● **Directive**: Your answer should be a single number: the count of lines containing the string "TOTAL".

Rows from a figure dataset
━━━━

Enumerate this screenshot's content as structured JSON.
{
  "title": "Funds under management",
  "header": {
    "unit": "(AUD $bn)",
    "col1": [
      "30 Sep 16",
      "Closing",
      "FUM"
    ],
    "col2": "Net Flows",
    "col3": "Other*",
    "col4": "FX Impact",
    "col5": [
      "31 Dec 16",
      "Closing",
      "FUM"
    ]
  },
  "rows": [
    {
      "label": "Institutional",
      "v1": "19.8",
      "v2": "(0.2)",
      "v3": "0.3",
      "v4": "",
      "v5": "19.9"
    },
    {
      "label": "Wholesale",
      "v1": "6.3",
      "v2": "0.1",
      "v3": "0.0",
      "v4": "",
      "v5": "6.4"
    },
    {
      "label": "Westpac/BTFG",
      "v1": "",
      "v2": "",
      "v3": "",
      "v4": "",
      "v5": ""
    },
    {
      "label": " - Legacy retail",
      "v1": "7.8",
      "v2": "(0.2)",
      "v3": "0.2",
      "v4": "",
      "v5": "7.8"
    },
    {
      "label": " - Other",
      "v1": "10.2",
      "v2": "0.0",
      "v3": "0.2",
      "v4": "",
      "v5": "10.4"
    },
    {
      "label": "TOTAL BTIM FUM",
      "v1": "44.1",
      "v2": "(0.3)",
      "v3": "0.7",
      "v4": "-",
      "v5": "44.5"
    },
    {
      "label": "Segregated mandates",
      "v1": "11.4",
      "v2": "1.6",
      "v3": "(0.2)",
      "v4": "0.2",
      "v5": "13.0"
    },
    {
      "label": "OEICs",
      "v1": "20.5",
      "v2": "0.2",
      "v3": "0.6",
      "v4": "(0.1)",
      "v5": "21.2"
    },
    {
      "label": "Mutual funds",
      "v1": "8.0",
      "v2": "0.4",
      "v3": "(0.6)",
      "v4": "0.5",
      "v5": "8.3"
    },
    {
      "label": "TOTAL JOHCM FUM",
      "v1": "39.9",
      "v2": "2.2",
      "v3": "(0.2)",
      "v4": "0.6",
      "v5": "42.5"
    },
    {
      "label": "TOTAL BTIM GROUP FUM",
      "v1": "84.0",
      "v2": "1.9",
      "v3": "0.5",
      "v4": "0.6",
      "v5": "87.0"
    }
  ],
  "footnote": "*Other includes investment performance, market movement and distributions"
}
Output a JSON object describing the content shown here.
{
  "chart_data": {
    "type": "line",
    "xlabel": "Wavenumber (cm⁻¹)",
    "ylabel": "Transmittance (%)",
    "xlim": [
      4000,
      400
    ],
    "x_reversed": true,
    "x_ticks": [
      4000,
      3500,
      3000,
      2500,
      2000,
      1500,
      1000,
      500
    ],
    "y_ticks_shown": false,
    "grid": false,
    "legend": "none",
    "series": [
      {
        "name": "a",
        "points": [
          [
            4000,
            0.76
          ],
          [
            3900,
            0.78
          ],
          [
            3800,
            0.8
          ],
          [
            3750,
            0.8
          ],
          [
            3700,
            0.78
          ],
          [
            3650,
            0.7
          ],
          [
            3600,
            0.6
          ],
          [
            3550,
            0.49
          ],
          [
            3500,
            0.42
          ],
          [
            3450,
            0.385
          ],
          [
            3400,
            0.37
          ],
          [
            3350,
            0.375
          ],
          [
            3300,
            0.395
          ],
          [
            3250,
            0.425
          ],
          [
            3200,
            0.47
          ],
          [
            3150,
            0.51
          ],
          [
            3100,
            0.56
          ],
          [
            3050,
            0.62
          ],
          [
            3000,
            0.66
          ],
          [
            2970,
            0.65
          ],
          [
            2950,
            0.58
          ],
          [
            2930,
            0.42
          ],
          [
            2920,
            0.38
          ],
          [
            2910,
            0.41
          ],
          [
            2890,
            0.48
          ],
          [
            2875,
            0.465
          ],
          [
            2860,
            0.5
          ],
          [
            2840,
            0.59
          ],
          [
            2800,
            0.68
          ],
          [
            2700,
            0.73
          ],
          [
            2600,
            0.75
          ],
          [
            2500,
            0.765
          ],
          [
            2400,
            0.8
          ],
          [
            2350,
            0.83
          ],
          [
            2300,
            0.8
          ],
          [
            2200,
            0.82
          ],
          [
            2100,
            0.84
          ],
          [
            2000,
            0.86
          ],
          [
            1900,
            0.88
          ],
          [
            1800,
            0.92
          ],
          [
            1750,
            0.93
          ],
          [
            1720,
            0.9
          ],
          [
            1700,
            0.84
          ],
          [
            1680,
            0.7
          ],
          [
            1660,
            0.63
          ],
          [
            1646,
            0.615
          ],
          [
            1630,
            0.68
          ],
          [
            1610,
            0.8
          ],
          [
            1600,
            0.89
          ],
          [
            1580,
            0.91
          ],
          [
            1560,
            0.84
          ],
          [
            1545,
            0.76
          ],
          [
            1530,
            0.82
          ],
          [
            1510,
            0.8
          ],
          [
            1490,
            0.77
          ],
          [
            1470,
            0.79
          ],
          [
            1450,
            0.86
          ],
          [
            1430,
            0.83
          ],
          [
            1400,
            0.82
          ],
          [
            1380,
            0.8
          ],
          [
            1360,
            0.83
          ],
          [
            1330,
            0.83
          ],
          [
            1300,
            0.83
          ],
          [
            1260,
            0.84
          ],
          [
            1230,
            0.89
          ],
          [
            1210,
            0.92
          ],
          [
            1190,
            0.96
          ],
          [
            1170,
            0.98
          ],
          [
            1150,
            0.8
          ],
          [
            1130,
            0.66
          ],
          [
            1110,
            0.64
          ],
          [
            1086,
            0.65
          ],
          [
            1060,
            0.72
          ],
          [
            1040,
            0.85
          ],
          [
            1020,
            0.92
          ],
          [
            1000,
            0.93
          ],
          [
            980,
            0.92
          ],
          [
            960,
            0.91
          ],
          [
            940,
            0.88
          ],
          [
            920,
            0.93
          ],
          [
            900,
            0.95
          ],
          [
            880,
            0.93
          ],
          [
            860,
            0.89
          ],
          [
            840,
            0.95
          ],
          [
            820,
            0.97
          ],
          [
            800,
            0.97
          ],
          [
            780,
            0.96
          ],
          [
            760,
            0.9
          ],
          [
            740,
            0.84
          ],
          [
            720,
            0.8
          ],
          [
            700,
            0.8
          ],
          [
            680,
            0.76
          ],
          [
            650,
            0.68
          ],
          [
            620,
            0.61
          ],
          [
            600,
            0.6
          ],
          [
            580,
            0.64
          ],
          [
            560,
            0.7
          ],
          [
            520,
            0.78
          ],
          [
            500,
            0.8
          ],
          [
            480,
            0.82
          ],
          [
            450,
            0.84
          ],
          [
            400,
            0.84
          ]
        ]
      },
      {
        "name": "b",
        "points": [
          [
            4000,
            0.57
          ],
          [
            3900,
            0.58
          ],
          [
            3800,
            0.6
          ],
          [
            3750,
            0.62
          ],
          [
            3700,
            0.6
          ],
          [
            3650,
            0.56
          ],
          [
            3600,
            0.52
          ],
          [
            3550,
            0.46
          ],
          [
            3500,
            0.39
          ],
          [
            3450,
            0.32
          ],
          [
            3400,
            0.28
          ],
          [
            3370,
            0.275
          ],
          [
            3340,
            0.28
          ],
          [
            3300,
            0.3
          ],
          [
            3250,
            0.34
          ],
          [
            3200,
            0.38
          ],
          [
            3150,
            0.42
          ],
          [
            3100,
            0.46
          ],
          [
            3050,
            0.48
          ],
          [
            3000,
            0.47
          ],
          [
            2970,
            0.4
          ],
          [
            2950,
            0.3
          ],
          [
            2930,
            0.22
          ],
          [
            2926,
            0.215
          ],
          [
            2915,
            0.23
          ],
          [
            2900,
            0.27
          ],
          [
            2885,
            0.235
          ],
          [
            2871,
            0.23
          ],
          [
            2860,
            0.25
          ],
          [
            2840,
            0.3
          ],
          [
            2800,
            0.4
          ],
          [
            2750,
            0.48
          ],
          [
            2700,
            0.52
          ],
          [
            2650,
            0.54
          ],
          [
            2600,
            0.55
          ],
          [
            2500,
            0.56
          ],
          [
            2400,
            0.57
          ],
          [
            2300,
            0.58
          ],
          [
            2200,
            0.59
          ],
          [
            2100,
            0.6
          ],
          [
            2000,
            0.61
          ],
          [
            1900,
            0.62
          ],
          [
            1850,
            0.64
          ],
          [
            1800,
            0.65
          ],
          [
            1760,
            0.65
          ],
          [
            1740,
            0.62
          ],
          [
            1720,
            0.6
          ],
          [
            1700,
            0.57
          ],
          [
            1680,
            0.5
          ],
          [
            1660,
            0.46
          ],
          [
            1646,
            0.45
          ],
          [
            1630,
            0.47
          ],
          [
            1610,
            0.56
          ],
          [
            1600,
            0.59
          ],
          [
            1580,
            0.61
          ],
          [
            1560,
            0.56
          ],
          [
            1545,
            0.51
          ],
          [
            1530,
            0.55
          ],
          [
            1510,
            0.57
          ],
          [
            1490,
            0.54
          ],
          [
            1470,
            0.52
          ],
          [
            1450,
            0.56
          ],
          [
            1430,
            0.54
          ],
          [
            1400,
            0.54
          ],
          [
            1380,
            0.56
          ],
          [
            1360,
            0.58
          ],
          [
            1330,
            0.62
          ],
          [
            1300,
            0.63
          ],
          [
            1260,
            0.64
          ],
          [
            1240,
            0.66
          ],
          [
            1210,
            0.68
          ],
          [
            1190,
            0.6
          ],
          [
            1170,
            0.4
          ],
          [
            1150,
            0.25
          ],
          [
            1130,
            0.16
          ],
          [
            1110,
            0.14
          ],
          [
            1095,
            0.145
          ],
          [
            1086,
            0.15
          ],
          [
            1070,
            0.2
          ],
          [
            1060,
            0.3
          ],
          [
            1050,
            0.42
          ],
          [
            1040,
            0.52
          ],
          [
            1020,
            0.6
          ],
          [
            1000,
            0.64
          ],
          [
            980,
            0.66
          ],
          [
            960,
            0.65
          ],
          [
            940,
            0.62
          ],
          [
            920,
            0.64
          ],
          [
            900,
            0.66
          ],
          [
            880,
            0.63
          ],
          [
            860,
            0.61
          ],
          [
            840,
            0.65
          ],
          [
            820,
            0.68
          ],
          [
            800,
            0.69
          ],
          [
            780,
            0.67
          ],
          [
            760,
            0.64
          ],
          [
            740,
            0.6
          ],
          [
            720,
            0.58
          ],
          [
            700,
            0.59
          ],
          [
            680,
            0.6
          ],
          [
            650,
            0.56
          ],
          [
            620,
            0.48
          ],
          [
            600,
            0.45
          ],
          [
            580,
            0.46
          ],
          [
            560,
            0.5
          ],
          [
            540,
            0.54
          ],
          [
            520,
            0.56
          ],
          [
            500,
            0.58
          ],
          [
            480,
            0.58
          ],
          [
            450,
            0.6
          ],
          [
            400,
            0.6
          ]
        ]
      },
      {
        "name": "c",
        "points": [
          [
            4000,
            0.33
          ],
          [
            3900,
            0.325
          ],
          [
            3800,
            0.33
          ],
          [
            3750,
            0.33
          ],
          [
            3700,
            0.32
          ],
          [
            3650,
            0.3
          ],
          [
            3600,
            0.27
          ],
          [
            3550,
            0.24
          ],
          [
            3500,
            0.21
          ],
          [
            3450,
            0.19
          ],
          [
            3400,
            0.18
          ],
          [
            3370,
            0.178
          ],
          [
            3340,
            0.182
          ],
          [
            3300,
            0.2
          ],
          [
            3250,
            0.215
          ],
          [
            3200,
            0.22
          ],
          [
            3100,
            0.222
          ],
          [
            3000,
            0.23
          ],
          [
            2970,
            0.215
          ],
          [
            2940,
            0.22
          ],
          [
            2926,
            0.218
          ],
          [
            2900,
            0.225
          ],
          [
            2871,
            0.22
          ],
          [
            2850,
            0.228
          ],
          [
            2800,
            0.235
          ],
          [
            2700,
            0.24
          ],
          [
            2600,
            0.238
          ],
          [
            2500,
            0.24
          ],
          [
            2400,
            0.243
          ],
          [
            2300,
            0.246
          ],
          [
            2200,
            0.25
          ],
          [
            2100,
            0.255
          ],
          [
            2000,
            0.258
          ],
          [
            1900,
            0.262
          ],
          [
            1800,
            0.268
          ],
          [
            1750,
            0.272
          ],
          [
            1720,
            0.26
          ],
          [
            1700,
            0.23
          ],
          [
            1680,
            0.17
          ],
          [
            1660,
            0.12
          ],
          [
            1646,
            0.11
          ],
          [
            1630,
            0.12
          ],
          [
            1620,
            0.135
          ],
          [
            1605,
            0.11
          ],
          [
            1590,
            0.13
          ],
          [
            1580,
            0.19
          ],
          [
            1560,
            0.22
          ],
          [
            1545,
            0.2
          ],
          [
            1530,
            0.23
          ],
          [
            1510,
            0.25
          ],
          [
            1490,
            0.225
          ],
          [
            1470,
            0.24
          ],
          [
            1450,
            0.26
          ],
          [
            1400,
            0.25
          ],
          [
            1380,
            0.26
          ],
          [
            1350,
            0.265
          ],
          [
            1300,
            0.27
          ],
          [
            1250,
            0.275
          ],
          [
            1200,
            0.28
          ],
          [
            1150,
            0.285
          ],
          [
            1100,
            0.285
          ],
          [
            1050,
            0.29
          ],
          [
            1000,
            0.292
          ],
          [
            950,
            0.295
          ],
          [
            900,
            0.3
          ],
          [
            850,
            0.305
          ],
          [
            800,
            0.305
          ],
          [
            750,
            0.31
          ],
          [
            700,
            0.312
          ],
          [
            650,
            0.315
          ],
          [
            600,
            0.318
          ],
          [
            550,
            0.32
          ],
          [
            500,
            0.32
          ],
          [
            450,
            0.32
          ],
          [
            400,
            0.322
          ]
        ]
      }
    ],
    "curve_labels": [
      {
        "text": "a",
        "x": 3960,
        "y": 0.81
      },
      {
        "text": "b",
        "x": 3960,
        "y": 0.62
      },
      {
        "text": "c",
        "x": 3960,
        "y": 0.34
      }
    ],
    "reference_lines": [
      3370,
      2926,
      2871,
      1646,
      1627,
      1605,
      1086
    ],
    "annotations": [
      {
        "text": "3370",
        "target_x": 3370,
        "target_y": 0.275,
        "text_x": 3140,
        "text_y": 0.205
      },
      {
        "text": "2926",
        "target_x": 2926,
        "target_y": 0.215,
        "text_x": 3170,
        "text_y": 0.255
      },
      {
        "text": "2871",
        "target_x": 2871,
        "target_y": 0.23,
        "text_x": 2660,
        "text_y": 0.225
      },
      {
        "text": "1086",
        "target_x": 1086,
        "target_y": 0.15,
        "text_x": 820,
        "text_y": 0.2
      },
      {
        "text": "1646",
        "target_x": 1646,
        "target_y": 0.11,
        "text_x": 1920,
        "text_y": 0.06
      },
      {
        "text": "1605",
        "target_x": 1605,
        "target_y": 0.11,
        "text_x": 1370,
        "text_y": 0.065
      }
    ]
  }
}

━━━━

● **Answer to the problem**: 3